• What the task requires:
Return all the entries exactly, keeping pictures out.

## Begin

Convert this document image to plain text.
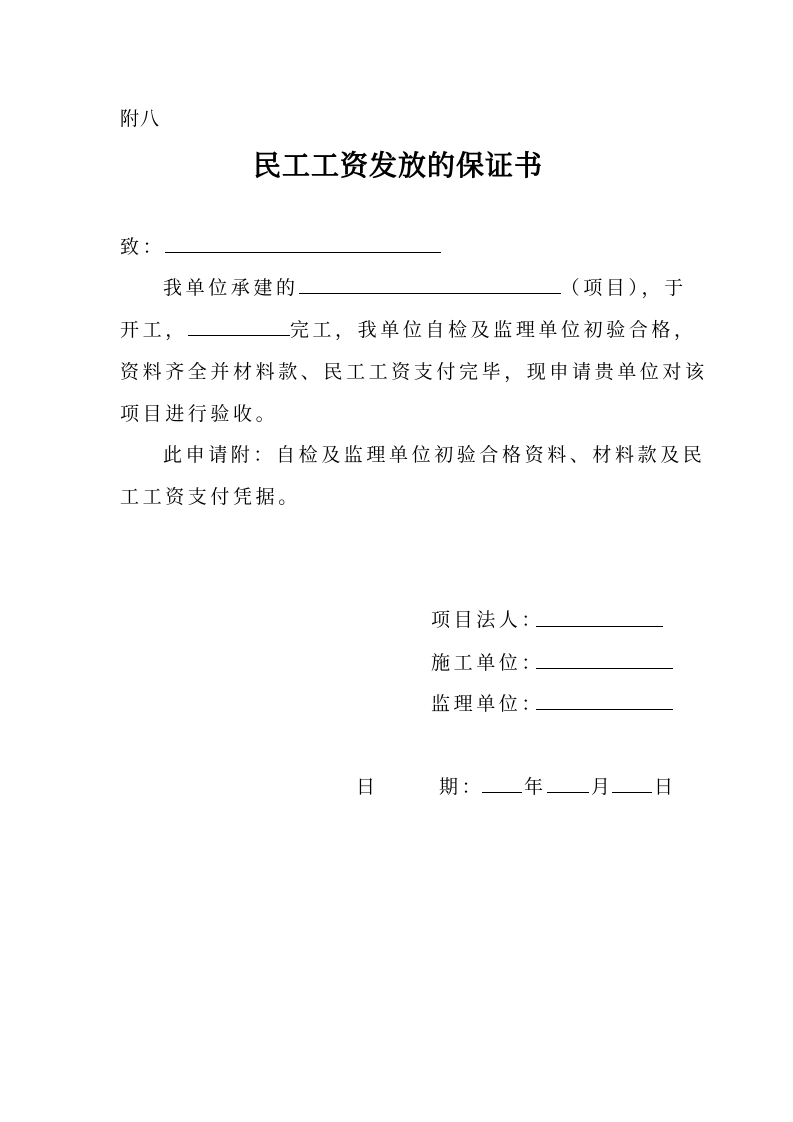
附八
民工工资发放的保证书
致：
我单位承建的	（项目），于
开工，	完工，我单位自检及监理单位初验合格，
资料齐全并材料款、民工工资支付完毕，现申请贵单位对该
项目进行验收。
此申请附：自检及监理单位初验合格资料、材料款及民
工工资支付凭据。
项目法人：
施工单位：
监理单位：
日	期： 年 月 日
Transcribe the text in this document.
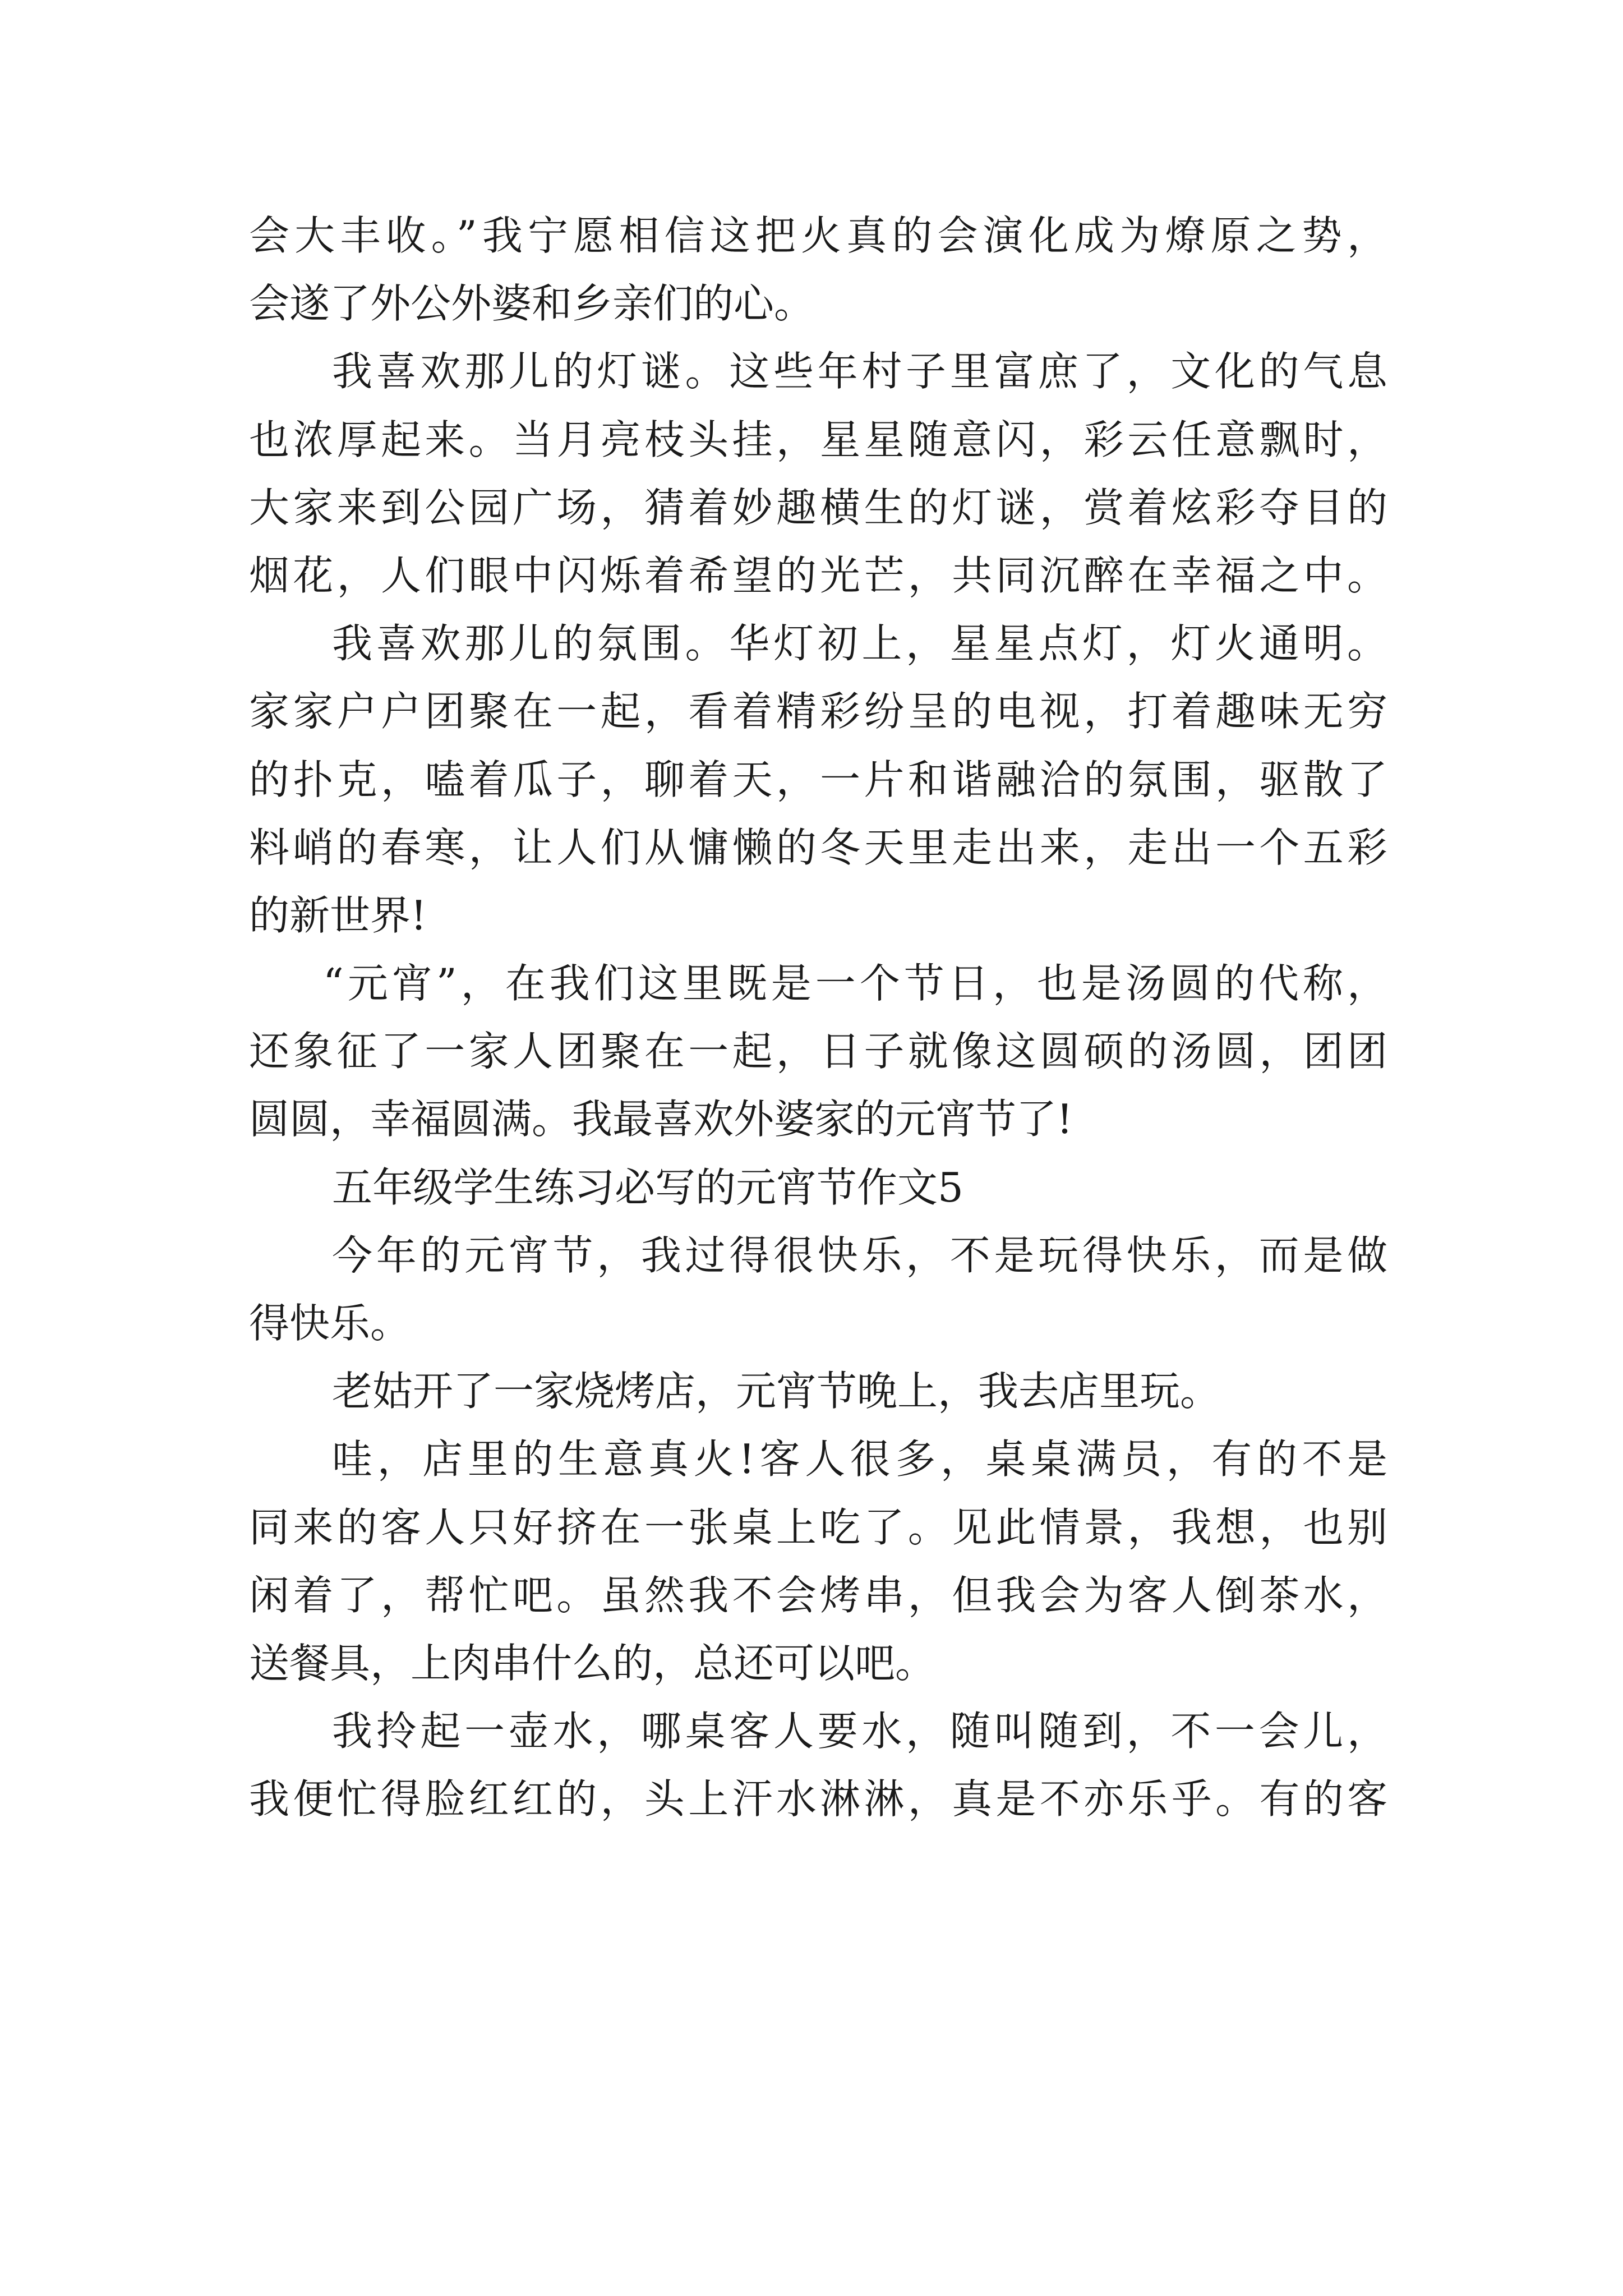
会大丰收。”我宁愿相信这把火真的会演化成为燎原之势，
会遂了外公外婆和乡亲们的心。
我喜欢那儿的灯谜。这些年村子里富庶了，文化的气息
也浓厚起来。当月亮枝头挂，星星随意闪，彩云任意飘时，
大家来到公园广场，猜着妙趣横生的灯谜，赏着炫彩夺目的
烟花，人们眼中闪烁着希望的光芒，共同沉醉在幸福之中。
我喜欢那儿的氛围。华灯初上，星星点灯，灯火通明。
家家户户团聚在一起，看着精彩纷呈的电视，打着趣味无穷
的扑克，嗑着瓜子，聊着天，一片和谐融洽的氛围，驱散了
料峭的春寒，让人们从慵懒的冬天里走出来，走出一个五彩
的新世界!
“元宵”，在我们这里既是一个节日，也是汤圆的代称，
还象征了一家人团聚在一起，日子就像这圆硕的汤圆，团团
圆圆，幸福圆满。我最喜欢外婆家的元宵节了!
五年级学生练习必写的元宵节作文5
今年的元宵节，我过得很快乐，不是玩得快乐，而是做
得快乐。
老姑开了一家烧烤店，元宵节晚上，我去店里玩。
哇，店里的生意真火!客人很多，桌桌满员，有的不是
同来的客人只好挤在一张桌上吃了。见此情景，我想，也别
闲着了，帮忙吧。虽然我不会烤串，但我会为客人倒茶水，
送餐具，上肉串什么的，总还可以吧。
我拎起一壶水，哪桌客人要水，随叫随到，不一会儿，
我便忙得脸红红的，头上汗水淋淋，真是不亦乐乎。有的客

## End

• Complete response:
Convert this document image to plain text.
附八
民工工资发放的保证书
致：
我单位承建的	（项目），于
开工，	完工，我单位自检及监理单位初验合格，
资料齐全并材料款、民工工资支付完毕，现申请贵单位对该
项目进行验收。
此申请附：自检及监理单位初验合格资料、材料款及民
工工资支付凭据。
项目法人：
施工单位：
监理单位：
日	期： 年 月 日
Transcribe the text in this document.
会大丰收。”我宁愿相信这把火真的会演化成为燎原之势，
会遂了外公外婆和乡亲们的心。
我喜欢那儿的灯谜。这些年村子里富庶了，文化的气息
也浓厚起来。当月亮枝头挂，星星随意闪，彩云任意飘时，
大家来到公园广场，猜着妙趣横生的灯谜，赏着炫彩夺目的
烟花，人们眼中闪烁着希望的光芒，共同沉醉在幸福之中。
我喜欢那儿的氛围。华灯初上，星星点灯，灯火通明。
家家户户团聚在一起，看着精彩纷呈的电视，打着趣味无穷
的扑克，嗑着瓜子，聊着天，一片和谐融洽的氛围，驱散了
料峭的春寒，让人们从慵懒的冬天里走出来，走出一个五彩
的新世界!
“元宵”，在我们这里既是一个节日，也是汤圆的代称，
还象征了一家人团聚在一起，日子就像这圆硕的汤圆，团团
圆圆，幸福圆满。我最喜欢外婆家的元宵节了!
五年级学生练习必写的元宵节作文5
今年的元宵节，我过得很快乐，不是玩得快乐，而是做
得快乐。
老姑开了一家烧烤店，元宵节晚上，我去店里玩。
哇，店里的生意真火!客人很多，桌桌满员，有的不是
同来的客人只好挤在一张桌上吃了。见此情景，我想，也别
闲着了，帮忙吧。虽然我不会烤串，但我会为客人倒茶水，
送餐具，上肉串什么的，总还可以吧。
我拎起一壶水，哪桌客人要水，随叫随到，不一会儿，
我便忙得脸红红的，头上汗水淋淋，真是不亦乐乎。有的客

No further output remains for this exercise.